### THE PROBLEM
Which lines hold the word "this"? Show each of them.

++++ DATA EXCERPTS

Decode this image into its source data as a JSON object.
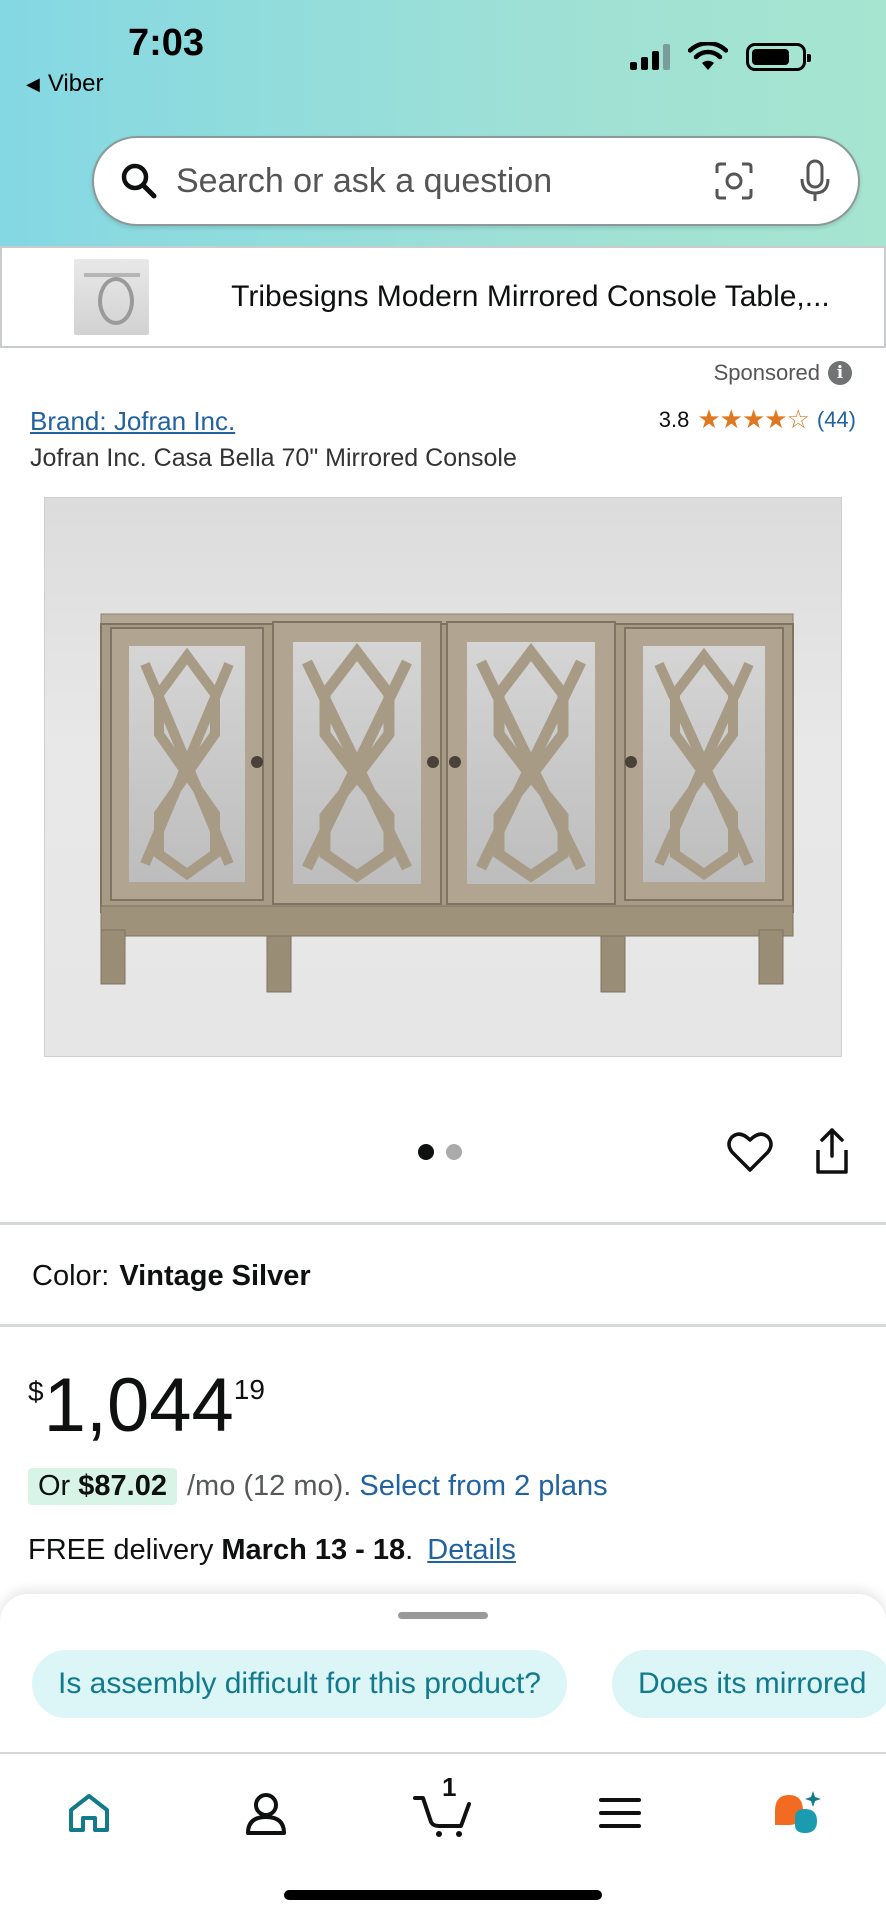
{
  "status_bar": {
    "time": "7:03",
    "back_app": "Viber"
  },
  "search": {
    "placeholder": "Search or ask a question",
    "left_icon": "search-icon",
    "camera_icon": "camera-scan-icon",
    "mic_icon": "microphone-icon"
  },
  "sponsored_product": {
    "title": "Tribesigns Modern Mirrored Console Table,..."
  },
  "ad": {
    "sponsored_label": "Sponsored",
    "info_icon": "i",
    "brand": "Brand: Jofran Inc.",
    "rating_value": "3.8",
    "rating_stars": "★★★★☆",
    "rating_count": "(44)",
    "title": "Jofran Inc. Casa Bella 70\" Mirrored Console"
  },
  "carousel": {
    "total": 2,
    "active_index": 0
  },
  "color": {
    "label": "Color:",
    "value": "Vintage Silver"
  },
  "price": {
    "currency": "$",
    "whole": "1,044",
    "fraction": "19"
  },
  "monthly": {
    "prefix": "Or ",
    "amount": "$87.02",
    "rest": "/mo (12 mo).",
    "plans_link": "Select from 2 plans"
  },
  "delivery": {
    "prefix": "FREE delivery ",
    "dates": "March 13 - 18",
    "suffix": ".",
    "details_link": "Details"
  },
  "rufus": {
    "chips": [
      "Is assembly difficult for this product?",
      "Does its mirrored"
    ]
  },
  "bottom_nav": {
    "cart_count": "1",
    "items": [
      "home-icon",
      "account-icon",
      "cart-icon",
      "menu-icon",
      "rufus-icon"
    ]
  },
  "colors": {
    "header_gradient_start": "#84d8e3",
    "header_gradient_end": "#a6e5cf",
    "link": "#2162a1",
    "star": "#de7921",
    "chip_bg": "#dcf5f7",
    "chip_text": "#117a8b",
    "price_pill": "#d8f4e6",
    "nav_home_active": "#117a8b",
    "rufus_orange": "#f26b21"
  }
}
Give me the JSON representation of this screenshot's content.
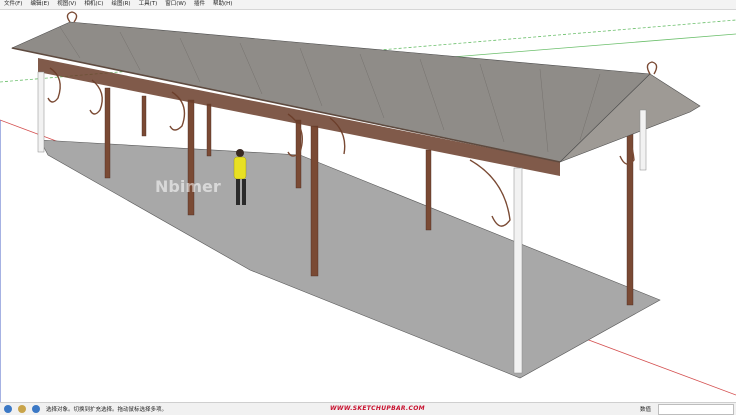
{
  "menu": [
    "文件(F)",
    "编辑(E)",
    "视图(V)",
    "相机(C)",
    "绘图(R)",
    "工具(T)",
    "窗口(W)",
    "插件",
    "帮助(H)"
  ],
  "colors": {
    "roof": "#8f8c88",
    "roof_edge": "#5e4a3f",
    "frame": "#7a4a34",
    "gutter": "#f2f2f2",
    "ground": "#a8a8a8",
    "figure_shirt": "#e8e022",
    "axis_green": "#6bbf6b",
    "axis_red": "#d45050",
    "axis_blue": "#6a7fd0"
  },
  "watermarks": [
    "Nbimer",
    "Nbimer"
  ],
  "status": {
    "icons": [
      "info-icon",
      "user-icon",
      "help-icon"
    ],
    "hint": "选择对象。切换到扩充选择。拖动鼠标选择多项。",
    "site": "WWW.SKETCHUPBAR.COM",
    "measurement_label": "数值",
    "measurement_value": ""
  }
}
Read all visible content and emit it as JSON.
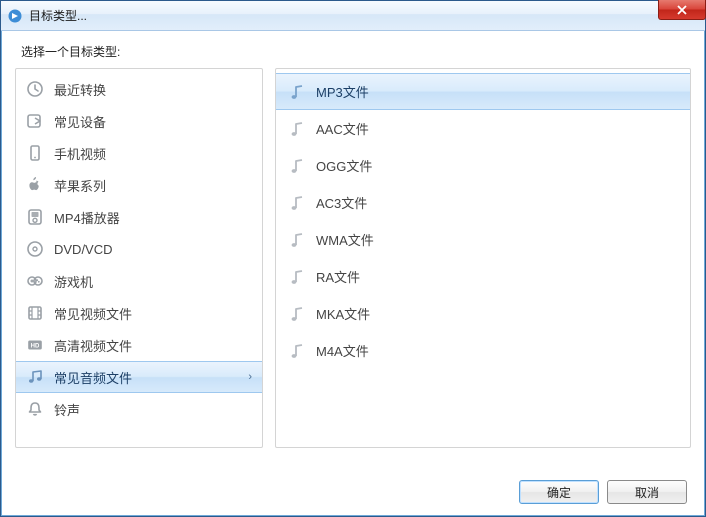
{
  "window": {
    "title": "目标类型..."
  },
  "instruction": "选择一个目标类型:",
  "categories": [
    {
      "label": "最近转换",
      "icon": "clock-icon"
    },
    {
      "label": "常见设备",
      "icon": "device-out-icon"
    },
    {
      "label": "手机视频",
      "icon": "phone-icon"
    },
    {
      "label": "苹果系列",
      "icon": "apple-icon"
    },
    {
      "label": "MP4播放器",
      "icon": "player-icon"
    },
    {
      "label": "DVD/VCD",
      "icon": "disc-icon"
    },
    {
      "label": "游戏机",
      "icon": "gamepad-icon"
    },
    {
      "label": "常见视频文件",
      "icon": "film-icon"
    },
    {
      "label": "高清视频文件",
      "icon": "hd-icon"
    },
    {
      "label": "常见音频文件",
      "icon": "music-icon",
      "selected": true
    },
    {
      "label": "铃声",
      "icon": "bell-icon"
    }
  ],
  "formats": [
    {
      "label": "MP3文件",
      "selected": true
    },
    {
      "label": "AAC文件"
    },
    {
      "label": "OGG文件"
    },
    {
      "label": "AC3文件"
    },
    {
      "label": "WMA文件"
    },
    {
      "label": "RA文件"
    },
    {
      "label": "MKA文件"
    },
    {
      "label": "M4A文件"
    }
  ],
  "buttons": {
    "ok": "确定",
    "cancel": "取消"
  },
  "chevron": "›"
}
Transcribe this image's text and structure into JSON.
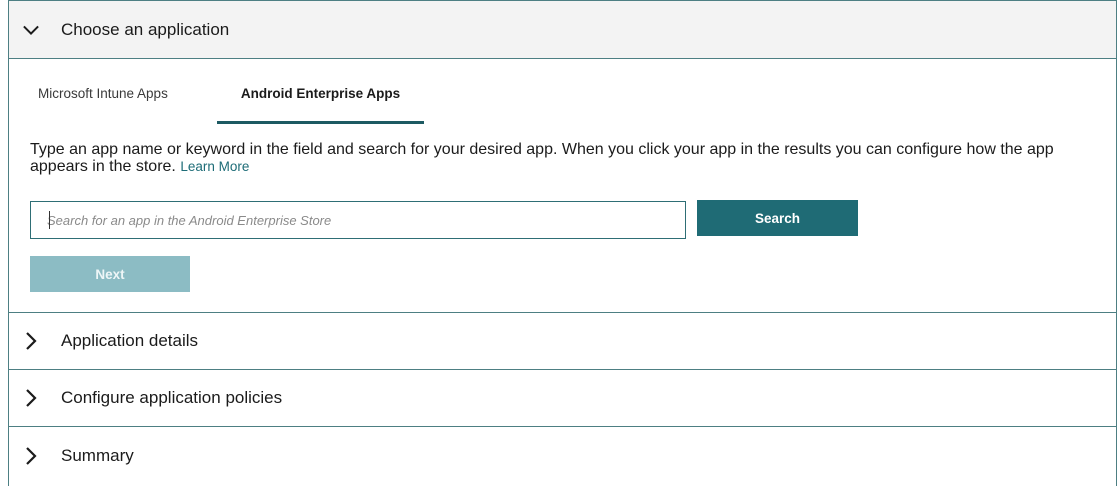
{
  "sections": {
    "choose": {
      "title": "Choose an application"
    },
    "details": {
      "title": "Application details"
    },
    "policies": {
      "title": "Configure application policies"
    },
    "summary": {
      "title": "Summary"
    }
  },
  "tabs": [
    {
      "label": "Microsoft Intune Apps"
    },
    {
      "label": "Android Enterprise Apps"
    }
  ],
  "description": {
    "text": "Type an app name or keyword in the field and search for your desired app. When you click your app in the results you can configure how the app appears in the store. ",
    "link": "Learn More"
  },
  "search": {
    "placeholder": "Search for an app in the Android Enterprise Store",
    "value": "",
    "button_label": "Search"
  },
  "next": {
    "label": "Next"
  },
  "colors": {
    "accent": "#1f6b75",
    "accent_disabled": "#8cbcc4",
    "border": "#4d7f83",
    "tab_underline": "#1d5a62"
  },
  "icons": {
    "open_section": "chevron-down-icon",
    "closed_section": "chevron-right-icon"
  }
}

++++++++

### FINAL RESULT
Decode this image into its source data as a JSON object.
      "Is assembly difficult for this product?",
Give me the JSON representation of this screenshot's content.
Transcribe this image's text and structure into JSON.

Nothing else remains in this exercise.